▶ _Given passage_
____________
So just by giving a superintelligence a simple goal like “calculate digits of pi”, we would have accidentally given it convergent instrumental goals like “protect yourself”, “don’t let other people reprogram you”, and “seek power”.
As long as the superintelligence is safely contained, there’s not much it can do to resist reprogramming. But it’s hard to consistently contain a hostile superintelligence.
An actually good solution to AI alignment might look like a superintelligence that understands, agrees with, and deeply believes in human morality.
You wouldn’t have to command a superintelligence like this to cure cancer; it would already want to cure cancer, for the same reasons you do. But it would also be able to compare the costs and benefits of curing cancer with those of other uses of its time, like solving global warming or discovering new physics. It wouldn’t have any urge to cure cancer by nuking the world, for the same reason you don’t have any urge to cure cancer by nuking the world – because your goal isn’t to “cure cancer”, per se, it’s to improve the lives of people everywhere. Curing cancer the normal way accomplishes that; nuking the world doesn’t. This sort of solution would mean we’re no longer fighting against the AI – trying to come up with rules so smart that it couldn’t find loopholes. We would be on the same side, both wanting the same thing.
____________
▶ _Data under study_

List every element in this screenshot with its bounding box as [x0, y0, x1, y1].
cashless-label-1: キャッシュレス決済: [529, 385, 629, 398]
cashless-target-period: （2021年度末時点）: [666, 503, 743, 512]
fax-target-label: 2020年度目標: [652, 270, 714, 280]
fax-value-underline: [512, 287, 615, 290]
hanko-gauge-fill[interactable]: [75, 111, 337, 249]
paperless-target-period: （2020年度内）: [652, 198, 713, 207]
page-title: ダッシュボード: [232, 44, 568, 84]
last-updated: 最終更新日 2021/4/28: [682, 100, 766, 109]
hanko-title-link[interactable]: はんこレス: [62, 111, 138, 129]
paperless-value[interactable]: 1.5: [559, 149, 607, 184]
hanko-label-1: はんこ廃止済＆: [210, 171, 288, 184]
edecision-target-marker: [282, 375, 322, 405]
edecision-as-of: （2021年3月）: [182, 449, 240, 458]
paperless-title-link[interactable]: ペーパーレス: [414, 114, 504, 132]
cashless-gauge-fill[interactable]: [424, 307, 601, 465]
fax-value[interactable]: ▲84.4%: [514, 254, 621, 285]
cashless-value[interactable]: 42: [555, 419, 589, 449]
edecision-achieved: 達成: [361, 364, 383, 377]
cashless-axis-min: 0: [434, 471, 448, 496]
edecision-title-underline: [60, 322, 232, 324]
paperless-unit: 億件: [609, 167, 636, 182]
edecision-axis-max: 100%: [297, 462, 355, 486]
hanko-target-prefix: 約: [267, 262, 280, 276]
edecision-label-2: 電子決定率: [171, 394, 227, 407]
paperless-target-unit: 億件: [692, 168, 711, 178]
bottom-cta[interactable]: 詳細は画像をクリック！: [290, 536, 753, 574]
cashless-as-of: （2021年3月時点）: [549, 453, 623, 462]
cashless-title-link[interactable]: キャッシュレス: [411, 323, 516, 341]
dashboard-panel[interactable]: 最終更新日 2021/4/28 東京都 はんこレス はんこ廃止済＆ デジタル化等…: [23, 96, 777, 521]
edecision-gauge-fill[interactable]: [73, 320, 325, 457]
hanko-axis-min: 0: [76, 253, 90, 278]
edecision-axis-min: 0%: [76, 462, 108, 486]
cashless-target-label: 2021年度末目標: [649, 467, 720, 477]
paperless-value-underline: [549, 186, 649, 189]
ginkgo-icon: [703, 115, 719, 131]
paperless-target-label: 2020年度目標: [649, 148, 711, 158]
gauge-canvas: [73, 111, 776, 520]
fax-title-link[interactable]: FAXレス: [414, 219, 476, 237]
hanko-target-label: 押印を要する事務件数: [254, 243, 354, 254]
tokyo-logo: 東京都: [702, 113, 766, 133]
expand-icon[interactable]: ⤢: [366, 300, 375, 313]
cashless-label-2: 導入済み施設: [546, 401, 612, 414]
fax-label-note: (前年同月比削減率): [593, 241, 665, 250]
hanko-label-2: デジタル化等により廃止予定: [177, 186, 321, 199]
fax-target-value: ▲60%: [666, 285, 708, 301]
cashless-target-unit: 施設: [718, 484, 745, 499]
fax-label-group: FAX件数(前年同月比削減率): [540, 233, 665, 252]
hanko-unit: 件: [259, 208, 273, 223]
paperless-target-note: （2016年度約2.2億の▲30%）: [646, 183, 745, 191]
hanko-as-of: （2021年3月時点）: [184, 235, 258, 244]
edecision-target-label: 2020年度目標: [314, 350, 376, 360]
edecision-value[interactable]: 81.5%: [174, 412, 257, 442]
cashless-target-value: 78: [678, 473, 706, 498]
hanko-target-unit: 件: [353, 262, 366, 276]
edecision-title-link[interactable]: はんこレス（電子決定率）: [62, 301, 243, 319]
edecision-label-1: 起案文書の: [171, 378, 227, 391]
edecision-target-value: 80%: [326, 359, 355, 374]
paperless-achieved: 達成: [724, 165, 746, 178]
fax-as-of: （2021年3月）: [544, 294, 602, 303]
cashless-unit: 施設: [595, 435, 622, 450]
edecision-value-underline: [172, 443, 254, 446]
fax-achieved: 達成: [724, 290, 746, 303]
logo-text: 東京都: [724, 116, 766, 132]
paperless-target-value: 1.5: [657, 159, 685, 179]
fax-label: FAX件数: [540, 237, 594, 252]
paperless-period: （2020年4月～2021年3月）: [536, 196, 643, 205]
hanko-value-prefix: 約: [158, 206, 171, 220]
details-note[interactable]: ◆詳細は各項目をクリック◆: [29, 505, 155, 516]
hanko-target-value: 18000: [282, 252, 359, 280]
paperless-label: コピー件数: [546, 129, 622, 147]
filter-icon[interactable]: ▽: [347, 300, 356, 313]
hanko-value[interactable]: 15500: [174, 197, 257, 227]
____________
▶ _Task to carry out_
Copy the passage on superintelligence and AI alignment from "As long as the" up to and including "in human morality.". The records have nothing to do with the text.

▶ _Answer_
As long as the superintelligence is safely contained, there’s not much it can do to resist reprogramming. But it’s hard to consistently contain a hostile superintelligence.
An actually good solution to AI alignment might look like a superintelligence that understands, agrees with, and deeply believes in human morality.